Exercise task = Copy the full set of lines exactly as given.

○ ○ ○ ○

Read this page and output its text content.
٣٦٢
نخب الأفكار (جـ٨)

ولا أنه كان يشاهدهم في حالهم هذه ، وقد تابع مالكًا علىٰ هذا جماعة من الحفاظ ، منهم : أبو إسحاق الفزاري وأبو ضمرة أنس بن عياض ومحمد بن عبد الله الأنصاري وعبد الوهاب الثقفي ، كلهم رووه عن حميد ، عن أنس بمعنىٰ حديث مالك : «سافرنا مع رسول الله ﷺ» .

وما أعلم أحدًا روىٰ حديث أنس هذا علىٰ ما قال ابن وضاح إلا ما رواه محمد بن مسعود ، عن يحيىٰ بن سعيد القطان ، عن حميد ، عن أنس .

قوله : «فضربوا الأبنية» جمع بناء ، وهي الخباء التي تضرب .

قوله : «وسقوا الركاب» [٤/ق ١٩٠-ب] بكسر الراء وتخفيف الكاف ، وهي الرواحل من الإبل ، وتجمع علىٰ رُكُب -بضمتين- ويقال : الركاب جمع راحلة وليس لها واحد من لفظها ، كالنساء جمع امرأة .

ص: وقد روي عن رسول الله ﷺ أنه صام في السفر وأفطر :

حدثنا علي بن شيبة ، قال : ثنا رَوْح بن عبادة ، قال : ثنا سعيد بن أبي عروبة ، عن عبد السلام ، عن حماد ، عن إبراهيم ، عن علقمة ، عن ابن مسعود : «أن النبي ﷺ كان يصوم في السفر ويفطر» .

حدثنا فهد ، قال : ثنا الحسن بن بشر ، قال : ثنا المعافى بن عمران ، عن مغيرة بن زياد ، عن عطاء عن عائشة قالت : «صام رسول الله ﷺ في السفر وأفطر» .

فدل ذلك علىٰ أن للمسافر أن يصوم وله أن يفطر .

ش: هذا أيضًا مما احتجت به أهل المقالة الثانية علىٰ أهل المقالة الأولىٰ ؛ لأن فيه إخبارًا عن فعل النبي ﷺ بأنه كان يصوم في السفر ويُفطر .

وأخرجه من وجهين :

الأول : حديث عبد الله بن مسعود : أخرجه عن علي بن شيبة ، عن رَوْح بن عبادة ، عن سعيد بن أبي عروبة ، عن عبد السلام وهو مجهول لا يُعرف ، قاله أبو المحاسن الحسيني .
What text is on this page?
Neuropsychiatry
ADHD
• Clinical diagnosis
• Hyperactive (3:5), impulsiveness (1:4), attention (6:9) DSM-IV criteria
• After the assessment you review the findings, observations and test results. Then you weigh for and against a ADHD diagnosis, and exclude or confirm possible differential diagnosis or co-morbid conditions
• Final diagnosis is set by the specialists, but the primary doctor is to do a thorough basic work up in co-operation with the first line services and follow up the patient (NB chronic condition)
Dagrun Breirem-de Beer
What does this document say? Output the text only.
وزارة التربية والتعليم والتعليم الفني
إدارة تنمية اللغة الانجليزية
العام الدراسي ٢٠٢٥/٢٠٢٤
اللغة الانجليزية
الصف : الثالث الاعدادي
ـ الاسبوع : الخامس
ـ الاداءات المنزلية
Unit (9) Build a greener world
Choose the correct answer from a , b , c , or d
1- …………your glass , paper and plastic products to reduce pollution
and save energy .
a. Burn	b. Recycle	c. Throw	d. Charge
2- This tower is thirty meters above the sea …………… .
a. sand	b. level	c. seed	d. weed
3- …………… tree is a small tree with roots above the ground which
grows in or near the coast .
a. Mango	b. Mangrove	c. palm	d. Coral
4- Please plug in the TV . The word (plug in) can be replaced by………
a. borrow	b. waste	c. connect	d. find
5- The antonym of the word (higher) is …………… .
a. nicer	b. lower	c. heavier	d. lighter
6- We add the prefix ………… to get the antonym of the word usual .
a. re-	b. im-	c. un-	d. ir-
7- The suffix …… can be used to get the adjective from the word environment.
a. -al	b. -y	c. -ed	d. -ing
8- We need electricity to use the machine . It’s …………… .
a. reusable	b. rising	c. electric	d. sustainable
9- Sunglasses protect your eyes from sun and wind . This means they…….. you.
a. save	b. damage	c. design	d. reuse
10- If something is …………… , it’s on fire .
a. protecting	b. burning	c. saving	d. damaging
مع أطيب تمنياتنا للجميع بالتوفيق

○ ○ ○ ○

Result of the task =
Read this page and output its text content.
٣٦٢
نخب الأفكار (جـ٨)

ولا أنه كان يشاهدهم في حالهم هذه ، وقد تابع مالكًا علىٰ هذا جماعة من الحفاظ ، منهم : أبو إسحاق الفزاري وأبو ضمرة أنس بن عياض ومحمد بن عبد الله الأنصاري وعبد الوهاب الثقفي ، كلهم رووه عن حميد ، عن أنس بمعنىٰ حديث مالك : «سافرنا مع رسول الله ﷺ» .

وما أعلم أحدًا روىٰ حديث أنس هذا علىٰ ما قال ابن وضاح إلا ما رواه محمد بن مسعود ، عن يحيىٰ بن سعيد القطان ، عن حميد ، عن أنس .

قوله : «فضربوا الأبنية» جمع بناء ، وهي الخباء التي تضرب .

قوله : «وسقوا الركاب» [٤/ق ١٩٠-ب] بكسر الراء وتخفيف الكاف ، وهي الرواحل من الإبل ، وتجمع علىٰ رُكُب -بضمتين- ويقال : الركاب جمع راحلة وليس لها واحد من لفظها ، كالنساء جمع امرأة .

ص: وقد روي عن رسول الله ﷺ أنه صام في السفر وأفطر :

حدثنا علي بن شيبة ، قال : ثنا رَوْح بن عبادة ، قال : ثنا سعيد بن أبي عروبة ، عن عبد السلام ، عن حماد ، عن إبراهيم ، عن علقمة ، عن ابن مسعود : «أن النبي ﷺ كان يصوم في السفر ويفطر» .

حدثنا فهد ، قال : ثنا الحسن بن بشر ، قال : ثنا المعافى بن عمران ، عن مغيرة بن زياد ، عن عطاء عن عائشة قالت : «صام رسول الله ﷺ في السفر وأفطر» .

فدل ذلك علىٰ أن للمسافر أن يصوم وله أن يفطر .

ش: هذا أيضًا مما احتجت به أهل المقالة الثانية علىٰ أهل المقالة الأولىٰ ؛ لأن فيه إخبارًا عن فعل النبي ﷺ بأنه كان يصوم في السفر ويُفطر .

وأخرجه من وجهين :

الأول : حديث عبد الله بن مسعود : أخرجه عن علي بن شيبة ، عن رَوْح بن عبادة ، عن سعيد بن أبي عروبة ، عن عبد السلام وهو مجهول لا يُعرف ، قاله أبو المحاسن الحسيني .
What text is on this page?
Neuropsychiatry
ADHD
• Clinical diagnosis
• Hyperactive (3:5), impulsiveness (1:4), attention (6:9) DSM-IV criteria
• After the assessment you review the findings, observations and test results. Then you weigh for and against a ADHD diagnosis, and exclude or confirm possible differential diagnosis or co-morbid conditions
• Final diagnosis is set by the specialists, but the primary doctor is to do a thorough basic work up in co-operation with the first line services and follow up the patient (NB chronic condition)
Dagrun Breirem-de Beer
What does this document say? Output the text only.
وزارة التربية والتعليم والتعليم الفني
إدارة تنمية اللغة الانجليزية
العام الدراسي ٢٠٢٥/٢٠٢٤
اللغة الانجليزية
الصف : الثالث الاعدادي
ـ الاسبوع : الخامس
ـ الاداءات المنزلية
Unit (9) Build a greener world
Choose the correct answer from a , b , c , or d
1- …………your glass , paper and plastic products to reduce pollution
and save energy .
a. Burn	b. Recycle	c. Throw	d. Charge
2- This tower is thirty meters above the sea …………… .
a. sand	b. level	c. seed	d. weed
3- …………… tree is a small tree with roots above the ground which
grows in or near the coast .
a. Mango	b. Mangrove	c. palm	d. Coral
4- Please plug in the TV . The word (plug in) can be replaced by………
a. borrow	b. waste	c. connect	d. find
5- The antonym of the word (higher) is …………… .
a. nicer	b. lower	c. heavier	d. lighter
6- We add the prefix ………… to get the antonym of the word usual .
a. re-	b. im-	c. un-	d. ir-
7- The suffix …… can be used to get the adjective from the word environment.
a. -al	b. -y	c. -ed	d. -ing
8- We need electricity to use the machine . It’s …………… .
a. reusable	b. rising	c. electric	d. sustainable
9- Sunglasses protect your eyes from sun and wind . This means they…….. you.
a. save	b. damage	c. design	d. reuse
10- If something is …………… , it’s on fire .
a. protecting	b. burning	c. saving	d. damaging
مع أطيب تمنياتنا للجميع بالتوفيق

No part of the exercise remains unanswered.